DATA LINES →
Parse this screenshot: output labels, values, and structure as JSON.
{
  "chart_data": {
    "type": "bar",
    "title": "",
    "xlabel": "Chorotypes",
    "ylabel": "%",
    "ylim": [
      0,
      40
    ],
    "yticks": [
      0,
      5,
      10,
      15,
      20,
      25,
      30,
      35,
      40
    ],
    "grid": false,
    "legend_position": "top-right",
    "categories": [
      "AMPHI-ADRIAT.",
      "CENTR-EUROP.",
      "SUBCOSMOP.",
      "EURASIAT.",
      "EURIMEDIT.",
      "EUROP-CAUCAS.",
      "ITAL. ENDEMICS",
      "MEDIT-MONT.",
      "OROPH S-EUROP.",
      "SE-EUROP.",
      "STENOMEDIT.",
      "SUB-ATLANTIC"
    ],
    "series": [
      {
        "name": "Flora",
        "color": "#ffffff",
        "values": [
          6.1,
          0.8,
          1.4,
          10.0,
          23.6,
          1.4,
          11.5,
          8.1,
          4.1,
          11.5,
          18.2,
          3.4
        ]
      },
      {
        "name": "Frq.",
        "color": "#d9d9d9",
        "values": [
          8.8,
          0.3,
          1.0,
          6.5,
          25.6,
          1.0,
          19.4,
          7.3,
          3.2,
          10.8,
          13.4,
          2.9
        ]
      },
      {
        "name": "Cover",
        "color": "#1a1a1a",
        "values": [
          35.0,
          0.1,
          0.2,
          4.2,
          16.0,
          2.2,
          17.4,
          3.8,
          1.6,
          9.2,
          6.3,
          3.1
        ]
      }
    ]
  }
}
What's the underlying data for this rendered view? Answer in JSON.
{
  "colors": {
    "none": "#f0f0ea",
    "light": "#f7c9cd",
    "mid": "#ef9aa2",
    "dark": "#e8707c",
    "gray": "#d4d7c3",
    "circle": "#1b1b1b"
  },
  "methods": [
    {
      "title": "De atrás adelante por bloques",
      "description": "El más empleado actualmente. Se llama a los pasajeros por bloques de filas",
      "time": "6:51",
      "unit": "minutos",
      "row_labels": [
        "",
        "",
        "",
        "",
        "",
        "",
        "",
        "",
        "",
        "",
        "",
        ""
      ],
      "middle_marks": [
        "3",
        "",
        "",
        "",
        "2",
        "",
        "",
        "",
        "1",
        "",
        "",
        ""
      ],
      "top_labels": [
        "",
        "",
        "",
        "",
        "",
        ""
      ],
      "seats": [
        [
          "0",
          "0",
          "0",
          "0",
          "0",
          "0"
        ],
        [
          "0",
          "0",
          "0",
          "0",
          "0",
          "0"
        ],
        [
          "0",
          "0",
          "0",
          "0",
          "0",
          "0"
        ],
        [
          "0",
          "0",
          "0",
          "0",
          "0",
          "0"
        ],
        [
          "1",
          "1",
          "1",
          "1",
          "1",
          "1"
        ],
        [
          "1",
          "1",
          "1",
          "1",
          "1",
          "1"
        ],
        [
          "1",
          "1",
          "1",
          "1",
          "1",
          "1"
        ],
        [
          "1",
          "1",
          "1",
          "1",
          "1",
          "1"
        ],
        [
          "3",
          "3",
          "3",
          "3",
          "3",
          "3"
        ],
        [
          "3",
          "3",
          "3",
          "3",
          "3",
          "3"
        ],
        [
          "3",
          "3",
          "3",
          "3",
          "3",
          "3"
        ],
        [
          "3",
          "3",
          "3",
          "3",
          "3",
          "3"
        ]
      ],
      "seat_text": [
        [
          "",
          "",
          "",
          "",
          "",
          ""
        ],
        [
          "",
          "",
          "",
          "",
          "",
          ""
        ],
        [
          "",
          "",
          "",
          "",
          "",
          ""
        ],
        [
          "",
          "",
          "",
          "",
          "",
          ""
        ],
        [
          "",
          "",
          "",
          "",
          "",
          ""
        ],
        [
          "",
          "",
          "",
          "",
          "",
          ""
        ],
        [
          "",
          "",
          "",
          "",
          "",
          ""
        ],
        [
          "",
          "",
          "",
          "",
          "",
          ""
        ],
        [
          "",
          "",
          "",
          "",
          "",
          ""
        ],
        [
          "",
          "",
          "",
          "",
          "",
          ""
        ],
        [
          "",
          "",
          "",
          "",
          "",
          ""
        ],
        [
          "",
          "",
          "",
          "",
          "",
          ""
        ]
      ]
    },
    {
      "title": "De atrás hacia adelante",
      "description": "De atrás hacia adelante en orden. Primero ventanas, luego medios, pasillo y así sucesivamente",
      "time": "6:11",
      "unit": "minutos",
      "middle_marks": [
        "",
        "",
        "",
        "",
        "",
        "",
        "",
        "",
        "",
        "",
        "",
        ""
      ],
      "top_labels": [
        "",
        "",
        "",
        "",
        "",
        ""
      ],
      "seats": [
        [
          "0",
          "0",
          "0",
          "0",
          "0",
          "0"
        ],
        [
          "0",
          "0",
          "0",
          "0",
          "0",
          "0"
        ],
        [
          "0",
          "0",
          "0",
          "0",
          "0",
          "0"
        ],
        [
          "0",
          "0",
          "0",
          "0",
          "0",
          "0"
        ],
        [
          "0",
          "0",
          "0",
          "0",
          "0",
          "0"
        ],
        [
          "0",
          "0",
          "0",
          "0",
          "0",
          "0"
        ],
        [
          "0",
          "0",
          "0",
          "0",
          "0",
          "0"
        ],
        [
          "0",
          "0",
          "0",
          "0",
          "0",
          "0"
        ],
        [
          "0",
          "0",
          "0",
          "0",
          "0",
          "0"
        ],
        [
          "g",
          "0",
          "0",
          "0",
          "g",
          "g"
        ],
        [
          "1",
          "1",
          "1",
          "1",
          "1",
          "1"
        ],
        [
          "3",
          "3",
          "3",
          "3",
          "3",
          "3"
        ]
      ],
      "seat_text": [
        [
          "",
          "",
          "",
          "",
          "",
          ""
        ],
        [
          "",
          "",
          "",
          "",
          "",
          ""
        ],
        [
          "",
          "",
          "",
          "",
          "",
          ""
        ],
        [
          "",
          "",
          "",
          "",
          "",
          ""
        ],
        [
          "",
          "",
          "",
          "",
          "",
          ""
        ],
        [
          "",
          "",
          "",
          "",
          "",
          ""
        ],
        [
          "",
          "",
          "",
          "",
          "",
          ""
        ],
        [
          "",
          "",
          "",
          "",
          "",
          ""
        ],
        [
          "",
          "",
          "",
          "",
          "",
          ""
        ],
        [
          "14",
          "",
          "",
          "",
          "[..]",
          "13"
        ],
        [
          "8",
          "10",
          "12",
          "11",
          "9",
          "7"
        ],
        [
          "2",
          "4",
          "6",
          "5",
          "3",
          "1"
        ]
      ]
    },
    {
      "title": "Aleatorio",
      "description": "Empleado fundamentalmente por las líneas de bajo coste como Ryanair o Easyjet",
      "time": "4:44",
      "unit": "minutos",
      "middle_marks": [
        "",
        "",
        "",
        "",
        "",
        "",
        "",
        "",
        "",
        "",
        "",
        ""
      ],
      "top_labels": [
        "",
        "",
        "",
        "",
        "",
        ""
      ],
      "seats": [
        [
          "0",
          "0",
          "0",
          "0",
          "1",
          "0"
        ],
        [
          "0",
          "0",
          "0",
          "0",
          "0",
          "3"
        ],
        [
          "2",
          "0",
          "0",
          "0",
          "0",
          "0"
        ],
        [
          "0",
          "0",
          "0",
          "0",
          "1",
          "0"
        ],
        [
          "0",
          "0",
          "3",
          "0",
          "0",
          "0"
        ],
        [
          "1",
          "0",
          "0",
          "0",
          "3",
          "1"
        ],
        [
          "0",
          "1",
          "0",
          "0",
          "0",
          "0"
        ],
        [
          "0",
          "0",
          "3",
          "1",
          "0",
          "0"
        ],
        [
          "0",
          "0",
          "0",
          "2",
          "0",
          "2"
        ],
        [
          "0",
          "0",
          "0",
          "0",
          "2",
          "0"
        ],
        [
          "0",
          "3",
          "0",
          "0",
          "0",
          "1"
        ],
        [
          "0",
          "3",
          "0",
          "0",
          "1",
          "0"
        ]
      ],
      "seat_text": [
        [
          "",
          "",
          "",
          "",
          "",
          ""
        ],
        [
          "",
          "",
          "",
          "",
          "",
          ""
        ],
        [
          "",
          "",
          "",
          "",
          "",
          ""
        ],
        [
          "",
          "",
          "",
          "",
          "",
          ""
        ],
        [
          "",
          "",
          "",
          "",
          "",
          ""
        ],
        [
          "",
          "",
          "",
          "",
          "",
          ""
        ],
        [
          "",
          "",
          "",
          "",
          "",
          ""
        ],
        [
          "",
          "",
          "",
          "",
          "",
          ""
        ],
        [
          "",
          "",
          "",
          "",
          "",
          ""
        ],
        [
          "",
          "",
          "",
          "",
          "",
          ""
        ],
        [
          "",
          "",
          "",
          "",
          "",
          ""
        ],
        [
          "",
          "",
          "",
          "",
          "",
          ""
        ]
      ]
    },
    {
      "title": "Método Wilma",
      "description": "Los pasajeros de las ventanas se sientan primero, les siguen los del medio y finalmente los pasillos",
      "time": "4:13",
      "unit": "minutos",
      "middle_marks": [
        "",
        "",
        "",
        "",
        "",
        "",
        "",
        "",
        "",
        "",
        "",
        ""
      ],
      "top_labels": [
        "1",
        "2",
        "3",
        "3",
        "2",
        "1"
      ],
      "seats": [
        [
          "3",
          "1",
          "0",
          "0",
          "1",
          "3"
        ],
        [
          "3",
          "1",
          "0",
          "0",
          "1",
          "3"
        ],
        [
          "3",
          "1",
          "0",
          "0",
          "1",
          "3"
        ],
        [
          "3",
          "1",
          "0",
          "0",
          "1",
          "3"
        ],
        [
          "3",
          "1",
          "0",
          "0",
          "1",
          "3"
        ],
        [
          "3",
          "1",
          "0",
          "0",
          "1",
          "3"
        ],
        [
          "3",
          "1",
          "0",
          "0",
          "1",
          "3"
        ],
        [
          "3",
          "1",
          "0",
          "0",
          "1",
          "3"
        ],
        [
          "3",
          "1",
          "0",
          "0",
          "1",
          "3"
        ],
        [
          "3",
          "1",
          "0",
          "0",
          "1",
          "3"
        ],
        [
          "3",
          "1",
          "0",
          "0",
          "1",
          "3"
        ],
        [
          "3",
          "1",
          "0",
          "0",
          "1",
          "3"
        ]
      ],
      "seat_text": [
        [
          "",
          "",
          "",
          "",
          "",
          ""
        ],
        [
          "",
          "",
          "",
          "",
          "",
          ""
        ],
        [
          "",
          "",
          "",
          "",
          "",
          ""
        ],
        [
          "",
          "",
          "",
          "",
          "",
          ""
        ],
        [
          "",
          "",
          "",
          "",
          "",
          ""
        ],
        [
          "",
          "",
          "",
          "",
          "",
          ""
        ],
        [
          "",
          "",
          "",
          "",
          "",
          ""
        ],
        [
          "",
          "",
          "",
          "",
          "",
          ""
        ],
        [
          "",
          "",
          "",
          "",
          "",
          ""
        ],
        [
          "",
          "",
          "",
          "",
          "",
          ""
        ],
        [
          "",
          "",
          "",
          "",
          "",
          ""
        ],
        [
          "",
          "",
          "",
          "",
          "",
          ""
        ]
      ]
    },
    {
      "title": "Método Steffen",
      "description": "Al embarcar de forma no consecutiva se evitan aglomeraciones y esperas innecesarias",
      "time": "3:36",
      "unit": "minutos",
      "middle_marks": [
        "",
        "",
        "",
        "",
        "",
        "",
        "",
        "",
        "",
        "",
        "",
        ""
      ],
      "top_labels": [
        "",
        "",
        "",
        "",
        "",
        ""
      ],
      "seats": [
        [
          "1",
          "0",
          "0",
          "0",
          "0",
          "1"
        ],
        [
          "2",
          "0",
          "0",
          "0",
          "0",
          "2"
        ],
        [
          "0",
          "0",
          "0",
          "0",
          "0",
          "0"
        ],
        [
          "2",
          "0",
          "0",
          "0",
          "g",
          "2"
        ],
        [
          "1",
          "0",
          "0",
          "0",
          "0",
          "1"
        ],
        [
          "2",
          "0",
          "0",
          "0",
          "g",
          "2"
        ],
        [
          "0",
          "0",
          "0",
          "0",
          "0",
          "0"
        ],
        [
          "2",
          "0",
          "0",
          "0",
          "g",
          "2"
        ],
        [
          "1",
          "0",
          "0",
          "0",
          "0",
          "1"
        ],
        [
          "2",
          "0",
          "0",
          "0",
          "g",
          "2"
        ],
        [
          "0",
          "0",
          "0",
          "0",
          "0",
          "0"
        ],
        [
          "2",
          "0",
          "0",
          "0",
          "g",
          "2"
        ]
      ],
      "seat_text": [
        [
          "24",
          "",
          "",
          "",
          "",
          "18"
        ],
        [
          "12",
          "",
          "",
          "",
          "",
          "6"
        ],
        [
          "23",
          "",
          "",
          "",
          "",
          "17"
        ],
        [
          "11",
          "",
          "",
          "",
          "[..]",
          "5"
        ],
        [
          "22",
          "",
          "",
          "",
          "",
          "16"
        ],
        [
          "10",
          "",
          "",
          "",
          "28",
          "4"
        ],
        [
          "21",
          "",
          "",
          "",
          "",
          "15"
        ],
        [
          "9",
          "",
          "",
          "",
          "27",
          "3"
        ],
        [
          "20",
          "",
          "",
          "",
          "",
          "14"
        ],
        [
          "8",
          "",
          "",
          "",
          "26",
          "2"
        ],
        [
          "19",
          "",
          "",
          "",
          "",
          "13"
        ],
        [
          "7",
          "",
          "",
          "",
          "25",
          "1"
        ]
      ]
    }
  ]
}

TASK TO CARRY OUT → For the data above, state how many lines contain "time"; the number is the whole answer.

FULL RESPONSE → 5